** START OF Text passage **

Executives are often short sighted, non-creative, money focused, monkeys in suits. They have no sense of value apart from the monetary. Consumers need more than sweets in their media diet and there's no harm in making companies provide something a little more wholesome than American idol commercial crap.
It may only be "Kids in the hall" but at least it beats American idol, according to a survey of 30 Helens.
#9 Posted by Thimbles, CJR on Tue 23 Mar 2010 at 01:53 PM
To Thimbles, the government interventionists always end up giving away the motive for their desire for more political control of media content - i.e., they don't like the content chosen by those unwashed masses, as opposed to their self-consciously evolved selves.
Artists back in the day didn't whine because they weren't subsidized by the government to offset the effects of the Philistines. T. S. Eliot managed to be a great poet while working as a bank clerk. In television, the programming loved by the Philistines is now widely regarded, with the perspective of time, as often quite brilliant, such as the comedy of 'I Love Lucy' and and Sid Caesar, while more avant-garde cultural fare has been forgotten as trendy relics of their age put out by people posing as alienated.

** END OF Text passage **
** START OF Supplied data **

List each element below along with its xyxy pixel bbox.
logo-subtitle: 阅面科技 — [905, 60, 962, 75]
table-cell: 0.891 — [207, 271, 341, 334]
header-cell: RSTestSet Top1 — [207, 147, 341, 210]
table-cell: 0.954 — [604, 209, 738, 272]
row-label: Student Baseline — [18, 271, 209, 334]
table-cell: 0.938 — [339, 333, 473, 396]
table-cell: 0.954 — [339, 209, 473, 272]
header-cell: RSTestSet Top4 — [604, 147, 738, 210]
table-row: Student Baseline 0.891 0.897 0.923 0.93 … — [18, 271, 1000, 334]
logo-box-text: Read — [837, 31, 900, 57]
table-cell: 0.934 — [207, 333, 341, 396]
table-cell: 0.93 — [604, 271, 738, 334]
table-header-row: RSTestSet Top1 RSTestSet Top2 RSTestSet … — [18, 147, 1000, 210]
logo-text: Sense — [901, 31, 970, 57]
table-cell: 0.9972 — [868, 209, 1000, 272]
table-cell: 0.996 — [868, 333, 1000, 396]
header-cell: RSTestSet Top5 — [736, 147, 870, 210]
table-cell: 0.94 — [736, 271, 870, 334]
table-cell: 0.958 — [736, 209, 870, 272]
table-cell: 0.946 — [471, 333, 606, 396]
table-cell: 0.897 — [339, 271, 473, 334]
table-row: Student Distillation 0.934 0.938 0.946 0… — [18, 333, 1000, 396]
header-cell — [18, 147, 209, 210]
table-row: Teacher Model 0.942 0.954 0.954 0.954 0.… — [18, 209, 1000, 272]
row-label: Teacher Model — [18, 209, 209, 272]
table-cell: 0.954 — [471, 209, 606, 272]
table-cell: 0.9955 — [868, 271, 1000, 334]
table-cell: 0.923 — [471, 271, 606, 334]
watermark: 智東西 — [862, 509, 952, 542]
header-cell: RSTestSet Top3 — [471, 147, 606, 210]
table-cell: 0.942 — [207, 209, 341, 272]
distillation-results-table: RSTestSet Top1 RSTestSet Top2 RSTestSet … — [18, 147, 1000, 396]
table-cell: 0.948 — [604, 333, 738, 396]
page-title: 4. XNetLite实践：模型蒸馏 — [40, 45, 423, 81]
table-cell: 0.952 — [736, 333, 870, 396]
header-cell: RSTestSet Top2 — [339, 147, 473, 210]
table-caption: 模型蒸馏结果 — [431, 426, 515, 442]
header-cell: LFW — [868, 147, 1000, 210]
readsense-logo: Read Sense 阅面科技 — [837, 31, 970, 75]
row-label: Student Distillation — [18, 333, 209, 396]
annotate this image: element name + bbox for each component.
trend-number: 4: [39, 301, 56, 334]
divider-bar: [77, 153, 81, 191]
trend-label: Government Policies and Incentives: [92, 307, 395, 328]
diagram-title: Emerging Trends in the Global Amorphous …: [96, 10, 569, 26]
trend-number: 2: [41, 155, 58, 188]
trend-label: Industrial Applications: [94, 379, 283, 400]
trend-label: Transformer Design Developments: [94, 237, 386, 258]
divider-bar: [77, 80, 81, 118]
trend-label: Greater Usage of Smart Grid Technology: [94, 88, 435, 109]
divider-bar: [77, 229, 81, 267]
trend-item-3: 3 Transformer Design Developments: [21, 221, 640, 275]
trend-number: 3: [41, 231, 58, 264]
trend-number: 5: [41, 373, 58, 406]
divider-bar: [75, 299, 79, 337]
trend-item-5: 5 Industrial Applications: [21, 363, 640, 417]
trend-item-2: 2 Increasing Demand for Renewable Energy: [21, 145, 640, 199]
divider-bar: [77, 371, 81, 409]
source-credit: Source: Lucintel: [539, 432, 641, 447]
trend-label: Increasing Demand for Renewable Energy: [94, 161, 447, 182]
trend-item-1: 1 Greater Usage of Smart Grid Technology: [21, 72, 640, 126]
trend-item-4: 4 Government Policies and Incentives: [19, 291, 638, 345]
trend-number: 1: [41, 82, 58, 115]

** END OF Supplied data **
** START OF Supplied data **

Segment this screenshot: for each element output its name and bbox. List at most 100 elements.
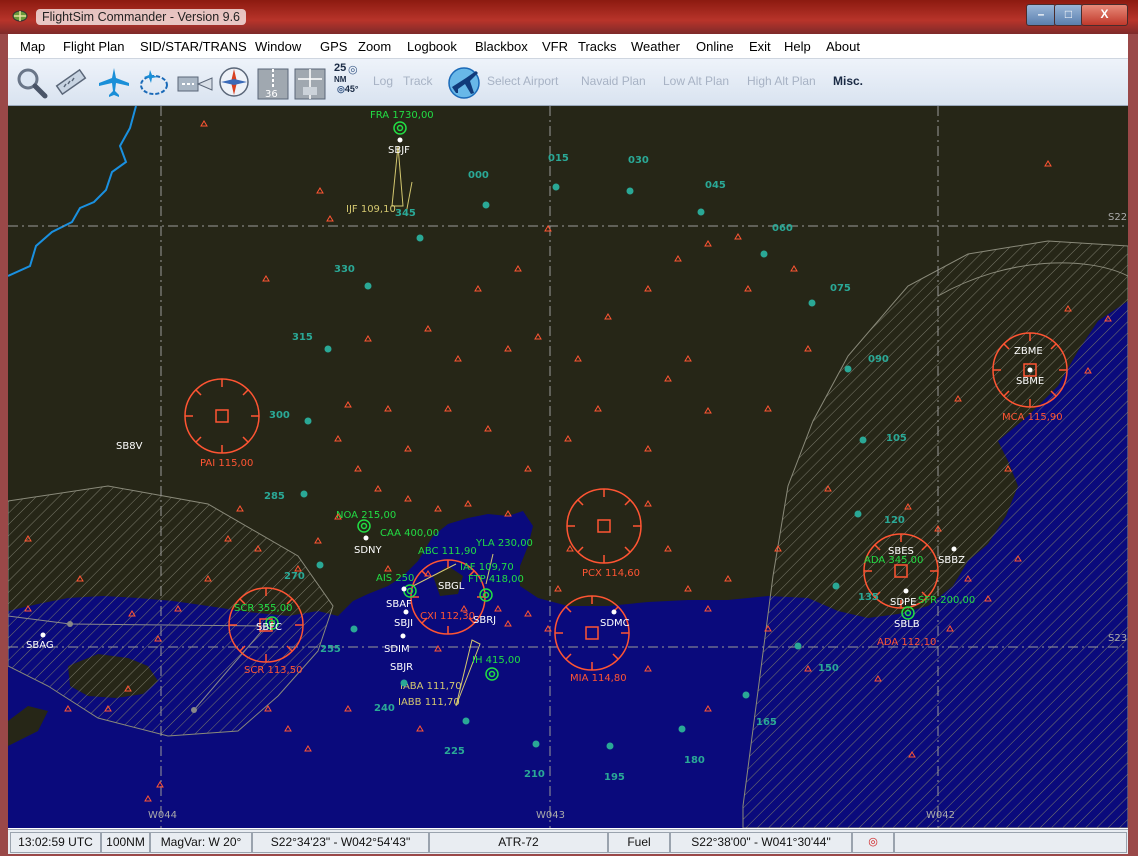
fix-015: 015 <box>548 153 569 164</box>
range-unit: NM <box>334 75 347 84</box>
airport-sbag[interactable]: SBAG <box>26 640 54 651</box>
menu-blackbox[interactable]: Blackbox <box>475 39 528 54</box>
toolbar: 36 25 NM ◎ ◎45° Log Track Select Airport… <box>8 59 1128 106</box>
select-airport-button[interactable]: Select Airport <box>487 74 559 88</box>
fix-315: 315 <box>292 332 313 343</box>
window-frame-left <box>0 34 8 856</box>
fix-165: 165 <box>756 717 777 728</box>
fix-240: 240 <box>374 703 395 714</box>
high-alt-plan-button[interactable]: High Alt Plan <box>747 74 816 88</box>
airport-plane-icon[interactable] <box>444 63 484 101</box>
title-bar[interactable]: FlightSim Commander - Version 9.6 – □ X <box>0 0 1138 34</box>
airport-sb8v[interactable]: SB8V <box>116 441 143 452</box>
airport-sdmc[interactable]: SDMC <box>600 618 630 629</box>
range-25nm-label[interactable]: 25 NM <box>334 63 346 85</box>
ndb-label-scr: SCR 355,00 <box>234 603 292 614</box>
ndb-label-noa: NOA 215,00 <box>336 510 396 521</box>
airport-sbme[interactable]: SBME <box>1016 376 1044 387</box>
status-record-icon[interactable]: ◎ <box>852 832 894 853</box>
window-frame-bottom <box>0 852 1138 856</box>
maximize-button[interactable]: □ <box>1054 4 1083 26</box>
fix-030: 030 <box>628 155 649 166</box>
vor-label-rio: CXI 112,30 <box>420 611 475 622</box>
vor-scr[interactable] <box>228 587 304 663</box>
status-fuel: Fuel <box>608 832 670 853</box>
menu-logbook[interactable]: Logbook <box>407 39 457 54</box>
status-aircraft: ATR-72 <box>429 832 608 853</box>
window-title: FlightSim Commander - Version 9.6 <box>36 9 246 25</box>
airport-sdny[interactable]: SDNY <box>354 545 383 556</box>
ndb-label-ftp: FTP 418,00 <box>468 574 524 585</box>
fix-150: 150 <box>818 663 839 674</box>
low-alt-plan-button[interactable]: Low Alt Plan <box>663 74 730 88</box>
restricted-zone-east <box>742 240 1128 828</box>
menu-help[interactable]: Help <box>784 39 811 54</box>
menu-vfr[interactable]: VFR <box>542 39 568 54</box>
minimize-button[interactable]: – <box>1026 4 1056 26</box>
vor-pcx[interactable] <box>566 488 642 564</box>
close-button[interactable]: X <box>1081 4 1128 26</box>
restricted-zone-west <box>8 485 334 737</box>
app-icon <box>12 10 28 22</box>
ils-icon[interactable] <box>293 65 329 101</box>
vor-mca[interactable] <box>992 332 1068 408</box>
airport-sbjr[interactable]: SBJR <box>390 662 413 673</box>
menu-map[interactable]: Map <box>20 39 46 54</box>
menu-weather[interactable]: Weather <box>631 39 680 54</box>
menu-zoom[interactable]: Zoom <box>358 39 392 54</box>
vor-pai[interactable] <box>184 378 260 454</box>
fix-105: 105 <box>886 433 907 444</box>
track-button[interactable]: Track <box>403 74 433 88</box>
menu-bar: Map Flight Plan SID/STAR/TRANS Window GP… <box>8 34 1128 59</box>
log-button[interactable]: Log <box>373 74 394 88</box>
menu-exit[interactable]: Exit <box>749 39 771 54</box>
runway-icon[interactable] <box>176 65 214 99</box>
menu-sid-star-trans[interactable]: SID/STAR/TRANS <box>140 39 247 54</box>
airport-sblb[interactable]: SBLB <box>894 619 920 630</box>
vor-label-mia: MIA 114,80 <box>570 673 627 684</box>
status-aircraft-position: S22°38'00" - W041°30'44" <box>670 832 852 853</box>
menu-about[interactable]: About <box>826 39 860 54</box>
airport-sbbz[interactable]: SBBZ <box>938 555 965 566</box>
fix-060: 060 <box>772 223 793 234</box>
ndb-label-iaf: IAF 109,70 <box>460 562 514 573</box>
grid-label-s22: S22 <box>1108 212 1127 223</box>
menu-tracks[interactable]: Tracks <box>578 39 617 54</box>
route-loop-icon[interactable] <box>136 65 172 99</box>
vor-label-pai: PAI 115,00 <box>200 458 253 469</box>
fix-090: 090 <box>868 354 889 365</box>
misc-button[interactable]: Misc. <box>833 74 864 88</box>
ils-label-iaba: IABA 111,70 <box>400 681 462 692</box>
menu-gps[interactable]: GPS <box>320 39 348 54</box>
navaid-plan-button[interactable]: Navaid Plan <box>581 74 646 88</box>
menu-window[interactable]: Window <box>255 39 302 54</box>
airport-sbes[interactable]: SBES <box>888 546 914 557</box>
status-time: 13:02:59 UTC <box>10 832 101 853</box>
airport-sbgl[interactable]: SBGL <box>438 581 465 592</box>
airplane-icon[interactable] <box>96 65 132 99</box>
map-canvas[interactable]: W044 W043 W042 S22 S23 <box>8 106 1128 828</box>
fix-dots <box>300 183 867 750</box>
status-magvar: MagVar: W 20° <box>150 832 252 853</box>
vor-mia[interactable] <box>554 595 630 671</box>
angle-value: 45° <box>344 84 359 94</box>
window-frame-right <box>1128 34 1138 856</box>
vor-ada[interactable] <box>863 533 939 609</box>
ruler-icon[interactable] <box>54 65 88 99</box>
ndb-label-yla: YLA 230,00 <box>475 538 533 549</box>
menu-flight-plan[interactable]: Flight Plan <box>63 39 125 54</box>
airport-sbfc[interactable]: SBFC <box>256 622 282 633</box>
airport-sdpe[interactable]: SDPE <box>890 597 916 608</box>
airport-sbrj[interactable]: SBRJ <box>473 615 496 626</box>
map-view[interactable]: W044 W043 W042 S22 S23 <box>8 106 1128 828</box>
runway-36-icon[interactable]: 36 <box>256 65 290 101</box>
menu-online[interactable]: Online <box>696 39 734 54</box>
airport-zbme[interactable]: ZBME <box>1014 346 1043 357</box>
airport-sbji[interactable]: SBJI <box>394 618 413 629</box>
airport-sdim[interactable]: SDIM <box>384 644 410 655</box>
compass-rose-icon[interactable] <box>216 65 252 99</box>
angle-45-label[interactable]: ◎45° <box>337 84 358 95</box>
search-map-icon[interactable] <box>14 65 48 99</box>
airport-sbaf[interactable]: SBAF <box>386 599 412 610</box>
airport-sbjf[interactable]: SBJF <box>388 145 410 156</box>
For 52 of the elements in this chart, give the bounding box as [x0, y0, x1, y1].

** END OF Supplied data **
** START OF Supplied data **

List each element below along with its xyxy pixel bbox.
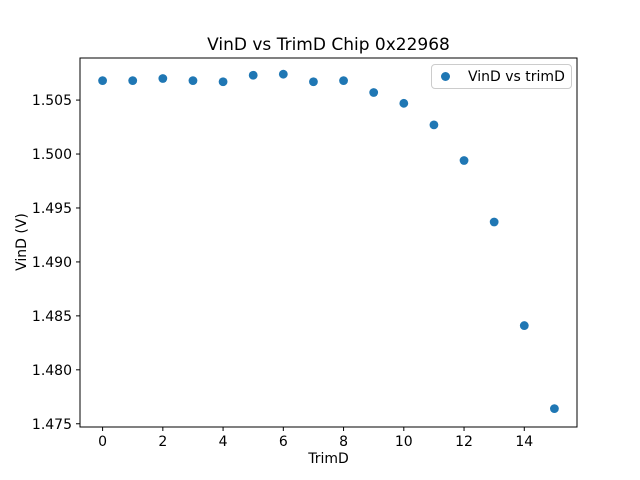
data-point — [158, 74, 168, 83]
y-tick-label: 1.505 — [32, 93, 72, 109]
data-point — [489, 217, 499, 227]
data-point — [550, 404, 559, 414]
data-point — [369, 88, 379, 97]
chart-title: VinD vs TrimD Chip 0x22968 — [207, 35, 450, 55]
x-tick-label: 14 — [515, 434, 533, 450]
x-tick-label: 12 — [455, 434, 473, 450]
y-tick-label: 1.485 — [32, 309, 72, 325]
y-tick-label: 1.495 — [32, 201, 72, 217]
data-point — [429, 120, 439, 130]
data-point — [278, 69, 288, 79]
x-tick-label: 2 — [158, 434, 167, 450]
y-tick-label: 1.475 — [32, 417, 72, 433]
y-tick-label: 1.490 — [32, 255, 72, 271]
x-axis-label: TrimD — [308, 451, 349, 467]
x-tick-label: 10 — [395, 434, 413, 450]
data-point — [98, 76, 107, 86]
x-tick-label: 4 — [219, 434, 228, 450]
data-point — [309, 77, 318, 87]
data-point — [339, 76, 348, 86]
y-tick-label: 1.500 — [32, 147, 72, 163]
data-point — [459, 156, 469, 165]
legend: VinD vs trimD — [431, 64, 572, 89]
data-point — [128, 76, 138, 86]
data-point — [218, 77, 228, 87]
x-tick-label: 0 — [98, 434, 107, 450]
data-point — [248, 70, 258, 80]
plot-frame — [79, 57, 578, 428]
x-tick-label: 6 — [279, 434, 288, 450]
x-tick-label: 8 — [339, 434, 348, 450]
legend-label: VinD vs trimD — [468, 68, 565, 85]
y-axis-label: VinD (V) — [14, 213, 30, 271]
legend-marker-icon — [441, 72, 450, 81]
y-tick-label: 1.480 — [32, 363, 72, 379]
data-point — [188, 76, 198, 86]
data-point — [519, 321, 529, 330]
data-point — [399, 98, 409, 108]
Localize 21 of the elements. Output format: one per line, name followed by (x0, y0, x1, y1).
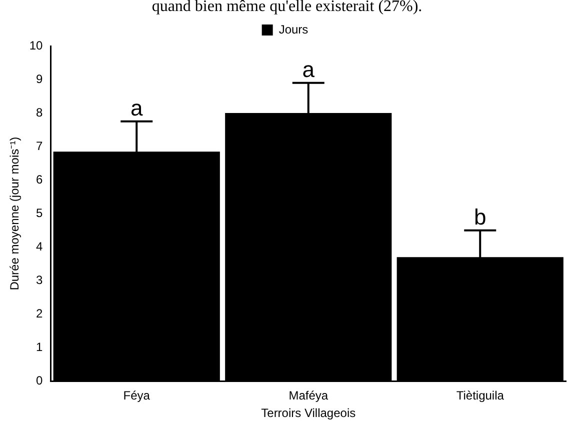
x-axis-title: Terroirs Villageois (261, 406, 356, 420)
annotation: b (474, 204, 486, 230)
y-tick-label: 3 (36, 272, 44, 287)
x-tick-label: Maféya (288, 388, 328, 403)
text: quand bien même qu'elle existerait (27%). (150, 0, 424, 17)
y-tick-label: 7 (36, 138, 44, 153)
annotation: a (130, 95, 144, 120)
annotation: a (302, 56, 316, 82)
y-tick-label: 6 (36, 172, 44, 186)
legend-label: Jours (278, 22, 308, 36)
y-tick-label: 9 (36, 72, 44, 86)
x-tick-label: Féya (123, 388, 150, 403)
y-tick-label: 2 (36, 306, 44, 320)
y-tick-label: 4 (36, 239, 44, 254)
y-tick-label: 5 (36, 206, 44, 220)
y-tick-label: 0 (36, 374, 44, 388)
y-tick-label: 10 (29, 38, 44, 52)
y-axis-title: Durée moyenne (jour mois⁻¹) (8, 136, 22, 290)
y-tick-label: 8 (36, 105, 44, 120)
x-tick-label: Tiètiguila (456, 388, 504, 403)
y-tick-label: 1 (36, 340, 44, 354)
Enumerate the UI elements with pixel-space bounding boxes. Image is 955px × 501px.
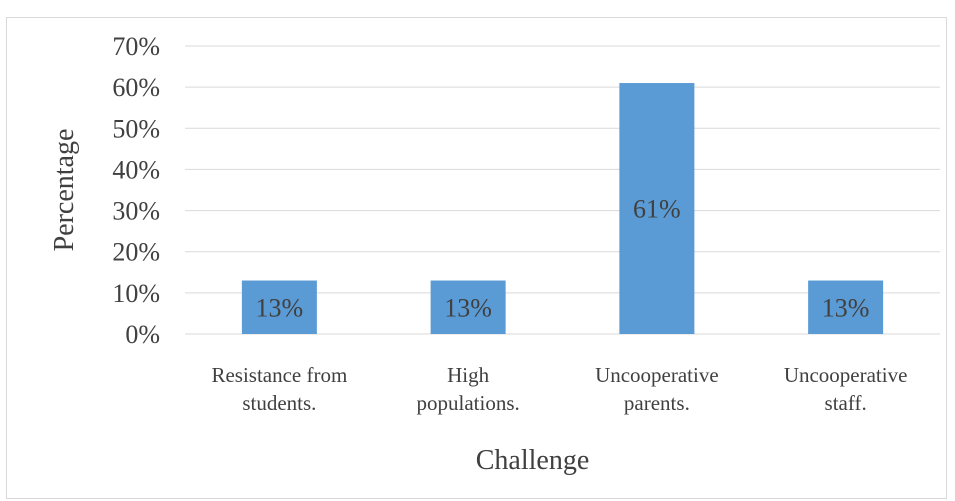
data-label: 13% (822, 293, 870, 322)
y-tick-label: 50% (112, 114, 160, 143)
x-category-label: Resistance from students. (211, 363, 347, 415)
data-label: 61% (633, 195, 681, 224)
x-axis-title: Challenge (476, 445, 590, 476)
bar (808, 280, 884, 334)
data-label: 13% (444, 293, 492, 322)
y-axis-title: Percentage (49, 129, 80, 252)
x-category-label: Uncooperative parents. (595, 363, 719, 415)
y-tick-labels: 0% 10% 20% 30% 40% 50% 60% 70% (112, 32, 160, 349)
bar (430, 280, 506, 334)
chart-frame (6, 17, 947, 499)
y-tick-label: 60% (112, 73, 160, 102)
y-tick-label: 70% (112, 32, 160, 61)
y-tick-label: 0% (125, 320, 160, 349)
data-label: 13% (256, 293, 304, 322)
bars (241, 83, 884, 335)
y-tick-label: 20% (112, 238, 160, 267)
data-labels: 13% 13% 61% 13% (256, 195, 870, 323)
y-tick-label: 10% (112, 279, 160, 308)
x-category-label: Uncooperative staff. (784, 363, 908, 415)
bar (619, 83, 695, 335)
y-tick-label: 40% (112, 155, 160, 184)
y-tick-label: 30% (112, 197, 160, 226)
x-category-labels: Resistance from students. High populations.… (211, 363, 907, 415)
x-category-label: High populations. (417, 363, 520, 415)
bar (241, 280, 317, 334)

** END OF Supplied data **

• _Set problem 1_:
Do these statements agree with the comment thread about media content? (a) T. S. Eliot worked as a bank clerk while writing poetry. (b) Executives are described as valuing things beyond money. (c) The survey mentioned involved 30 Helens. Answer yes or no for each, and quote the words from the comment thread about media content that decide it.
• _Set problem 2_:
What comes next in the comment thread about media content? Continue it from where it stops.

• _Final result 1_:
(a) Yes: "T. S. Eliot managed to be a great poet while working as a bank clerk."
(b) No: "They have no sense of value apart from the monetary."
(c) Yes: "according to a survey of 30 Helens."

• _Final result 2_:
We are not a docile country like Canada. Canada has restrictions on free speech - not only politically incorrect speech, for which Maclean's magazine was hauled up before one of those creepy 'humans rights' commissions a few years ago, but also on the reporting of criminal proceedings - that you yourself, I suspect, would find stifling. Maybe that's a reason why so many Canadian artists end up working and living in the barbarically unregulated U.S. - one reason, along with a desire to reach the market of those 'dumbbells' who watch 'American Idol'.
#10 Posted by Mark Richard, CJR on Tue 23 Mar 2010 at 03:29 PM
First, Canada is not a docile country. The environmental movement is very heavy in Canada, they care passionately about their health care, people are usually yelling about either taxes or cuts in social services depending on the day of the week, and when the Federal government has a slight corruption scandal by American standards they throw it out. For a docile country, they have a lot of protests (in the cold even).
The free speech laws are a bit annoying but at the same time they're a part of the Canadian identity which has become passionately multicultural. This is a relatively recent transformation since, up to WWII, race baiting politics were frequent and ugly and lead to violence against the minorities which, in the case of the Japanese, was government sponsored. The ban on criminal trials is also annoying but the rationale is to preserve the integrity of the trial from media spectacle. I get both sides and maybe I would prefer more free speech than less, but the rational person does get to express their view points on immigration and security without ever seeing a censor (there's a conservative party in Canada too, and they got to have something to talk about).
Canadian artists work and live in the US because they have ten times the market and they used to have twice the dollar.
TS Elliot's expenses were the price of pens and paper when he was a bank clerk, some of which were unintentionally subsidized by the bank when TS eliot took pens and paper home from work.
TV content and papers don't work like that.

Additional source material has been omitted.